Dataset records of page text
* * *
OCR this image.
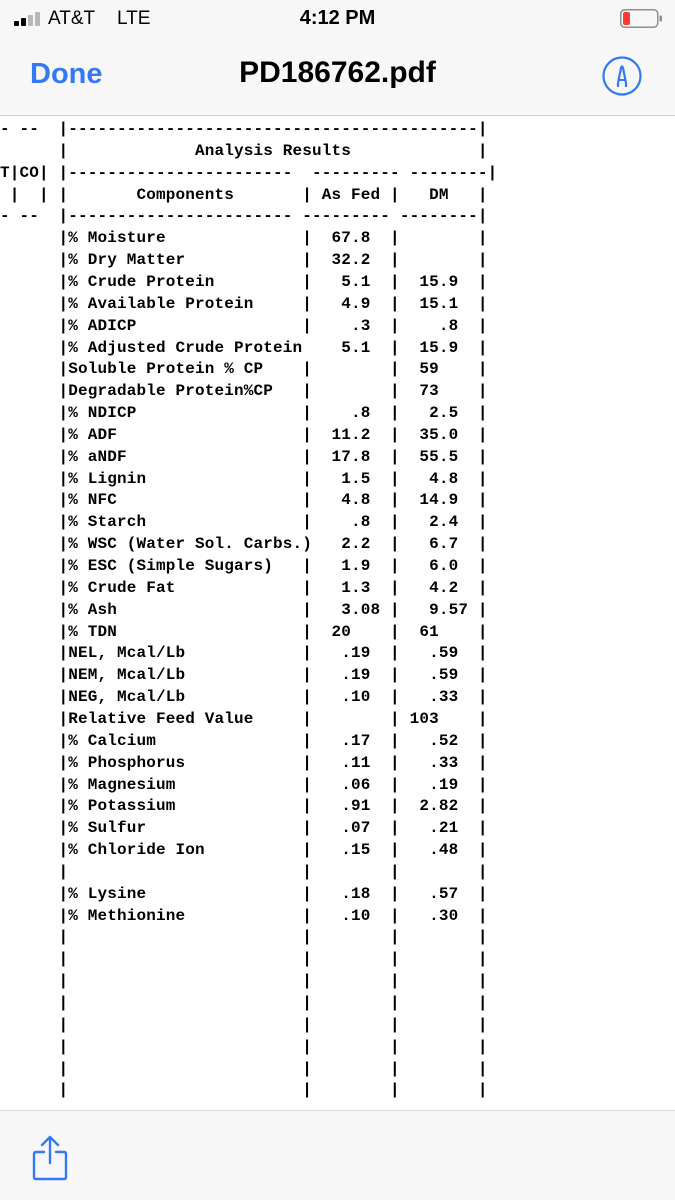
AT&T LTE	4:12 PM
Done	PD186762.pdf
- --  |------------------------------------------|
|             Analysis Results             |
T|CO| |-----------------------  --------- --------|
|  | |       Components       | As Fed |   DM   |
- --  |----------------------- --------- --------|
|% Moisture              |  67.8  |        |
|% Dry Matter            |  32.2  |        |
|% Crude Protein         |   5.1  |  15.9  |
|% Available Protein     |   4.9  |  15.1  |
|% ADICP                 |    .3  |    .8  |
|% Adjusted Crude Protein    5.1  |  15.9  |
|Soluble Protein % CP    |        |  59    |
|Degradable Protein%CP   |        |  73    |
|% NDICP                 |    .8  |   2.5  |
|% ADF                   |  11.2  |  35.0  |
|% aNDF                  |  17.8  |  55.5  |
|% Lignin                |   1.5  |   4.8  |
|% NFC                   |   4.8  |  14.9  |
|% Starch                |    .8  |   2.4  |
|% WSC (Water Sol. Carbs.)   2.2  |   6.7  |
|% ESC (Simple Sugars)   |   1.9  |   6.0  |
|% Crude Fat             |   1.3  |   4.2  |
|% Ash                   |   3.08 |   9.57 |
|% TDN                   |  20    |  61    |
|NEL, Mcal/Lb            |   .19  |   .59  |
|NEM, Mcal/Lb            |   .19  |   .59  |
|NEG, Mcal/Lb            |   .10  |   .33  |
|Relative Feed Value     |        | 103    |
|% Calcium               |   .17  |   .52  |
|% Phosphorus            |   .11  |   .33  |
|% Magnesium             |   .06  |   .19  |
|% Potassium             |   .91  |  2.82  |
|% Sulfur                |   .07  |   .21  |
|% Chloride Ion          |   .15  |   .48  |
|                        |        |        |
|% Lysine                |   .18  |   .57  |
|% Methionine            |   .10  |   .30  |
|                        |        |        |
|                        |        |        |
|                        |        |        |
|                        |        |        |
|                        |        |        |
|                        |        |        |
|                        |        |        |
|                        |        |        |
* * *
If a line in the records above holds the string "Protein", copy it out.

|% Crude Protein         |   5.1  |  15.9  |
|% Available Protein     |   4.9  |  15.1  |
|% Adjusted Crude Protein    5.1  |  15.9  |
|Soluble Protein % CP    |        |  59    |
|Degradable Protein%CP   |        |  73    |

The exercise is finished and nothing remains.